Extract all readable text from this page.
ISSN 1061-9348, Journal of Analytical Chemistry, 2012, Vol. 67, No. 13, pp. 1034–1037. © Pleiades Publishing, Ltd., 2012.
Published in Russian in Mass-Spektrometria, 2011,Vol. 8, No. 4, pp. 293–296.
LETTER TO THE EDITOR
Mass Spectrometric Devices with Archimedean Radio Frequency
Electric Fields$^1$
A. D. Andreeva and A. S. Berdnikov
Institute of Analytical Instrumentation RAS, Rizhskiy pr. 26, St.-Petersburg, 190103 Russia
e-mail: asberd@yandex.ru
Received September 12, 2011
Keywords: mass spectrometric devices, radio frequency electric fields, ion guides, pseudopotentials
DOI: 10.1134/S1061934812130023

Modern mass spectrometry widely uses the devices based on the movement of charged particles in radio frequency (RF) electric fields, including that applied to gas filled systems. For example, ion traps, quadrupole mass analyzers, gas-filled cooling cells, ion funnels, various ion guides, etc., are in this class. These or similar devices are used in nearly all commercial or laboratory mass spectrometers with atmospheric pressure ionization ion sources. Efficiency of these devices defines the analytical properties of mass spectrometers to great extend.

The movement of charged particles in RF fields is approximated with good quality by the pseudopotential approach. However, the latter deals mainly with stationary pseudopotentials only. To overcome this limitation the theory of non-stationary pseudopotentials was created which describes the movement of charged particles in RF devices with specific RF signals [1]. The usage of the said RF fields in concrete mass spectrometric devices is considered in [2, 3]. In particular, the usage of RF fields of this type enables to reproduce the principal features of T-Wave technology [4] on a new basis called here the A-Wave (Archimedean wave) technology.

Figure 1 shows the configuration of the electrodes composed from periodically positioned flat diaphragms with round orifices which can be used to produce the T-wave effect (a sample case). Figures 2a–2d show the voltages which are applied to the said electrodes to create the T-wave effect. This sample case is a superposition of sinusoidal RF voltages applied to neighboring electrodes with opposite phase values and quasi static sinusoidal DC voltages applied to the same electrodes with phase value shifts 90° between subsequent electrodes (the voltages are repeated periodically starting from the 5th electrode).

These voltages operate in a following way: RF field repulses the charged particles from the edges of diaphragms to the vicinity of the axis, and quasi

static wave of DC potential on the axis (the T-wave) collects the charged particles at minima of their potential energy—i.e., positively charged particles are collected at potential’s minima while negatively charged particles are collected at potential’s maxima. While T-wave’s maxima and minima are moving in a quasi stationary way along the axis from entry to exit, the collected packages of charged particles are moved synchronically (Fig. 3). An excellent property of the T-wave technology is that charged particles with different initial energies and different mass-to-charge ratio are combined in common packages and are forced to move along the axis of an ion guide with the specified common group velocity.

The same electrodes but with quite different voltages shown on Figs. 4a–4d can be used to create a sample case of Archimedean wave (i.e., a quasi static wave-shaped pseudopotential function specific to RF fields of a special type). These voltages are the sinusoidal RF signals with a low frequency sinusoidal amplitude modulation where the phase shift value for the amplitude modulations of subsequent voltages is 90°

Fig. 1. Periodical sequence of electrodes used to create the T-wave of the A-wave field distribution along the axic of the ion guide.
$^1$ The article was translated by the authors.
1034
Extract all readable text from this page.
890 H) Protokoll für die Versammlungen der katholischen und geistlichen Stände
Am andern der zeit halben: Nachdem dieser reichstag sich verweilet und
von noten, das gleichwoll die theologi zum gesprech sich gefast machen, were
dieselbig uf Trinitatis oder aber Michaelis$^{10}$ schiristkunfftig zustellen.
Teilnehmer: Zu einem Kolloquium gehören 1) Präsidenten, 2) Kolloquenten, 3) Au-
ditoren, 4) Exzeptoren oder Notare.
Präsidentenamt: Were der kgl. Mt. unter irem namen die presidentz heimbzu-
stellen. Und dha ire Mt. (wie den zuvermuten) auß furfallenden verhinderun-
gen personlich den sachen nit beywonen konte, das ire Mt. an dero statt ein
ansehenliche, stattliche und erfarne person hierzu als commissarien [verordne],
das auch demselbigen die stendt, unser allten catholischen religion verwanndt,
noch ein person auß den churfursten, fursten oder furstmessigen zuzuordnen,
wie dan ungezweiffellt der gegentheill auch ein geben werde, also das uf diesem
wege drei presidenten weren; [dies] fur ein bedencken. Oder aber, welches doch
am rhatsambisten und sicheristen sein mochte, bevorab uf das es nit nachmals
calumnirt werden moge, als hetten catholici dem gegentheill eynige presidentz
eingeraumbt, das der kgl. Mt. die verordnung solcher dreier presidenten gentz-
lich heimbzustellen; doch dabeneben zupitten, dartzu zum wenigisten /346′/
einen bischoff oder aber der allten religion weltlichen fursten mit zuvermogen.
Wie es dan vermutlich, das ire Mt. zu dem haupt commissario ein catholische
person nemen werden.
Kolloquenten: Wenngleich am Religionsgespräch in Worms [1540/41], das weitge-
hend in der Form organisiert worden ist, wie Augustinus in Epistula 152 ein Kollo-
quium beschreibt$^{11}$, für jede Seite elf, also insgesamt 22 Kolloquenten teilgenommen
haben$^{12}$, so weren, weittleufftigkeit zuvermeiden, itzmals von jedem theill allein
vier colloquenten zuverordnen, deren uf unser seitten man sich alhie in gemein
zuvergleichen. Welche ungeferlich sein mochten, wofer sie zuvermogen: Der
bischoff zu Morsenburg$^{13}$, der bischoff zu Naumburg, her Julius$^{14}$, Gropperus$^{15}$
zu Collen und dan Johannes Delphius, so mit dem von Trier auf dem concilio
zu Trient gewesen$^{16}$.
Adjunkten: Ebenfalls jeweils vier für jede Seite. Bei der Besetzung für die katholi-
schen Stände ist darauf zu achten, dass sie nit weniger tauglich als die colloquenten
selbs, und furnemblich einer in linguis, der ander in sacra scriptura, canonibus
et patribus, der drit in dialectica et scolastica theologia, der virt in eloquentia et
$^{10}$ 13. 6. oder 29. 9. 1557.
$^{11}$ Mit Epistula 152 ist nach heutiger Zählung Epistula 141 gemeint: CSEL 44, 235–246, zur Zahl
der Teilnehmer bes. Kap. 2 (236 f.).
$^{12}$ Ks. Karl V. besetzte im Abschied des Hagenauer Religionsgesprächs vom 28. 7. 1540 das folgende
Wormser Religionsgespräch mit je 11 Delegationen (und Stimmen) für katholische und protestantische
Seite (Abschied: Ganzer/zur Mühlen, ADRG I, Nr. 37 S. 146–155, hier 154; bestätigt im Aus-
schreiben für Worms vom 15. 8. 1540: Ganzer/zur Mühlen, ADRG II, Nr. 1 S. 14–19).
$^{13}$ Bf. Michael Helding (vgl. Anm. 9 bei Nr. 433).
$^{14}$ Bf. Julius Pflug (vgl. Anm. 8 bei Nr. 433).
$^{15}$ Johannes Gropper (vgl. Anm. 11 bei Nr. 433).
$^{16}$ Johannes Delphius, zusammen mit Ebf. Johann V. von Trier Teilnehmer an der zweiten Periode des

+++++

What is the number of lines in the records that hold "Archimedean"? Give the number by itself.

__Response area__. 3